Data entries:
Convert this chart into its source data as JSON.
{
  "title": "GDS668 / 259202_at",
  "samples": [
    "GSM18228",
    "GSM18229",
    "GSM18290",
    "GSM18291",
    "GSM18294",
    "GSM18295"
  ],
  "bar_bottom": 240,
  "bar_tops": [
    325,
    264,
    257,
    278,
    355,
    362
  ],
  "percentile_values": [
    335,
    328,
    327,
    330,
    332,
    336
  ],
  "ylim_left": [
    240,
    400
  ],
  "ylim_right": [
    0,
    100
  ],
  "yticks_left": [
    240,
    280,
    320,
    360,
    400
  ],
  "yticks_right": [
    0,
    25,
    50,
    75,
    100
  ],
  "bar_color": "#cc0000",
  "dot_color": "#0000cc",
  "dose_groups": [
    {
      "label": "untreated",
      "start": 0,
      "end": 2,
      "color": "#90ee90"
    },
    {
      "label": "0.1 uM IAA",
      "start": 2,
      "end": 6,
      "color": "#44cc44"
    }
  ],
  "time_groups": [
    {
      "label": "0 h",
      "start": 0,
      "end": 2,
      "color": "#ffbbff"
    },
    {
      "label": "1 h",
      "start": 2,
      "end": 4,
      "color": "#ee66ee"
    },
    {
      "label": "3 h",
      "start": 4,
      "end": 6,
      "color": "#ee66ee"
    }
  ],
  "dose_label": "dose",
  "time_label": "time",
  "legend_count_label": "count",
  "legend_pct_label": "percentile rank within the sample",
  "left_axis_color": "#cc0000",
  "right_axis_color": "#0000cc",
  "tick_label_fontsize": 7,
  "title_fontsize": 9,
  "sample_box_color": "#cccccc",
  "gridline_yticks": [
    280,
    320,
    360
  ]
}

What you will do:
Reproduce the listing above verbatim, from first line to last.

Solution:
Convert this chart into its source data as JSON.
{
  "title": "GDS668 / 259202_at",
  "samples": [
    "GSM18228",
    "GSM18229",
    "GSM18290",
    "GSM18291",
    "GSM18294",
    "GSM18295"
  ],
  "bar_bottom": 240,
  "bar_tops": [
    325,
    264,
    257,
    278,
    355,
    362
  ],
  "percentile_values": [
    335,
    328,
    327,
    330,
    332,
    336
  ],
  "ylim_left": [
    240,
    400
  ],
  "ylim_right": [
    0,
    100
  ],
  "yticks_left": [
    240,
    280,
    320,
    360,
    400
  ],
  "yticks_right": [
    0,
    25,
    50,
    75,
    100
  ],
  "bar_color": "#cc0000",
  "dot_color": "#0000cc",
  "dose_groups": [
    {
      "label": "untreated",
      "start": 0,
      "end": 2,
      "color": "#90ee90"
    },
    {
      "label": "0.1 uM IAA",
      "start": 2,
      "end": 6,
      "color": "#44cc44"
    }
  ],
  "time_groups": [
    {
      "label": "0 h",
      "start": 0,
      "end": 2,
      "color": "#ffbbff"
    },
    {
      "label": "1 h",
      "start": 2,
      "end": 4,
      "color": "#ee66ee"
    },
    {
      "label": "3 h",
      "start": 4,
      "end": 6,
      "color": "#ee66ee"
    }
  ],
  "dose_label": "dose",
  "time_label": "time",
  "legend_count_label": "count",
  "legend_pct_label": "percentile rank within the sample",
  "left_axis_color": "#cc0000",
  "right_axis_color": "#0000cc",
  "tick_label_fontsize": 7,
  "title_fontsize": 9,
  "sample_box_color": "#cccccc",
  "gridline_yticks": [
    280,
    320,
    360
  ]
}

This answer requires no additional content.